Figure dataset records
------------------------------------------------------------------------

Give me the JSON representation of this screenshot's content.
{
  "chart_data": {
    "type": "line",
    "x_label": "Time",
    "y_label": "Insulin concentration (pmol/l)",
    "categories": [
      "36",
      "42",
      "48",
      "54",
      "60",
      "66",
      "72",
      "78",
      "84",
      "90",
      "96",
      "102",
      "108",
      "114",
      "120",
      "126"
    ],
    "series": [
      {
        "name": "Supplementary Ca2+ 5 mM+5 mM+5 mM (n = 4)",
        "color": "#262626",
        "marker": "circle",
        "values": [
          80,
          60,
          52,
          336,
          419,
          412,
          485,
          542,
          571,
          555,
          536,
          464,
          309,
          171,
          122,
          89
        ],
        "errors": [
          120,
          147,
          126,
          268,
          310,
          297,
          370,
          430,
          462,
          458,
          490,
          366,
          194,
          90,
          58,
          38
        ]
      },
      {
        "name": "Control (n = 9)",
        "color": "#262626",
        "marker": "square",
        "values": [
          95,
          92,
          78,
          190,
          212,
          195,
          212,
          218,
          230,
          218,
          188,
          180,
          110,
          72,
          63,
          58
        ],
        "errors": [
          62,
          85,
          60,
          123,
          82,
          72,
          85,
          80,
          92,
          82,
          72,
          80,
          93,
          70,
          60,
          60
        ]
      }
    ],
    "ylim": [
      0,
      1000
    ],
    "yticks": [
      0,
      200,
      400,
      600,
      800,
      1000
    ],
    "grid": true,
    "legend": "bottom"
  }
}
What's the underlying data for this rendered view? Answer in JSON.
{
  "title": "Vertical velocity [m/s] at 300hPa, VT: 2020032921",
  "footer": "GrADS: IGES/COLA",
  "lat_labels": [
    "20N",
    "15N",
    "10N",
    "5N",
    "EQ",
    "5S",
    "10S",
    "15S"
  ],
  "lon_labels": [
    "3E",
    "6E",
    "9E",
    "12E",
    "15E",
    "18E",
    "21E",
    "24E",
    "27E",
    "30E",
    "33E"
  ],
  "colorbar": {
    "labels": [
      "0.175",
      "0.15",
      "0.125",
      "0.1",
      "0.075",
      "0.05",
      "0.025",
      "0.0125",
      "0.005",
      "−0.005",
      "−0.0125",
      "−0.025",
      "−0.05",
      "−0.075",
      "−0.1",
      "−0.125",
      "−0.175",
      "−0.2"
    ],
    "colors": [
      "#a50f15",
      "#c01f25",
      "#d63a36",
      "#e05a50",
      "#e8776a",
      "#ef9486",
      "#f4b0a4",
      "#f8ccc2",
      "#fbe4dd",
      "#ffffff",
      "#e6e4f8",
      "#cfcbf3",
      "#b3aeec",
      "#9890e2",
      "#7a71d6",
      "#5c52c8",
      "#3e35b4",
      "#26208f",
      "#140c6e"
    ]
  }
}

------------------------------------------------------------------------

Please quote every record above exactly as it appears.

Give me the JSON representation of this screenshot's content.
{
  "chart_data": {
    "type": "line",
    "x_label": "Time",
    "y_label": "Insulin concentration (pmol/l)",
    "categories": [
      "36",
      "42",
      "48",
      "54",
      "60",
      "66",
      "72",
      "78",
      "84",
      "90",
      "96",
      "102",
      "108",
      "114",
      "120",
      "126"
    ],
    "series": [
      {
        "name": "Supplementary Ca2+ 5 mM+5 mM+5 mM (n = 4)",
        "color": "#262626",
        "marker": "circle",
        "values": [
          80,
          60,
          52,
          336,
          419,
          412,
          485,
          542,
          571,
          555,
          536,
          464,
          309,
          171,
          122,
          89
        ],
        "errors": [
          120,
          147,
          126,
          268,
          310,
          297,
          370,
          430,
          462,
          458,
          490,
          366,
          194,
          90,
          58,
          38
        ]
      },
      {
        "name": "Control (n = 9)",
        "color": "#262626",
        "marker": "square",
        "values": [
          95,
          92,
          78,
          190,
          212,
          195,
          212,
          218,
          230,
          218,
          188,
          180,
          110,
          72,
          63,
          58
        ],
        "errors": [
          62,
          85,
          60,
          123,
          82,
          72,
          85,
          80,
          92,
          82,
          72,
          80,
          93,
          70,
          60,
          60
        ]
      }
    ],
    "ylim": [
      0,
      1000
    ],
    "yticks": [
      0,
      200,
      400,
      600,
      800,
      1000
    ],
    "grid": true,
    "legend": "bottom"
  }
}
What's the underlying data for this rendered view? Answer in JSON.
{
  "title": "Vertical velocity [m/s] at 300hPa, VT: 2020032921",
  "footer": "GrADS: IGES/COLA",
  "lat_labels": [
    "20N",
    "15N",
    "10N",
    "5N",
    "EQ",
    "5S",
    "10S",
    "15S"
  ],
  "lon_labels": [
    "3E",
    "6E",
    "9E",
    "12E",
    "15E",
    "18E",
    "21E",
    "24E",
    "27E",
    "30E",
    "33E"
  ],
  "colorbar": {
    "labels": [
      "0.175",
      "0.15",
      "0.125",
      "0.1",
      "0.075",
      "0.05",
      "0.025",
      "0.0125",
      "0.005",
      "−0.005",
      "−0.0125",
      "−0.025",
      "−0.05",
      "−0.075",
      "−0.1",
      "−0.125",
      "−0.175",
      "−0.2"
    ],
    "colors": [
      "#a50f15",
      "#c01f25",
      "#d63a36",
      "#e05a50",
      "#e8776a",
      "#ef9486",
      "#f4b0a4",
      "#f8ccc2",
      "#fbe4dd",
      "#ffffff",
      "#e6e4f8",
      "#cfcbf3",
      "#b3aeec",
      "#9890e2",
      "#7a71d6",
      "#5c52c8",
      "#3e35b4",
      "#26208f",
      "#140c6e"
    ]
  }
}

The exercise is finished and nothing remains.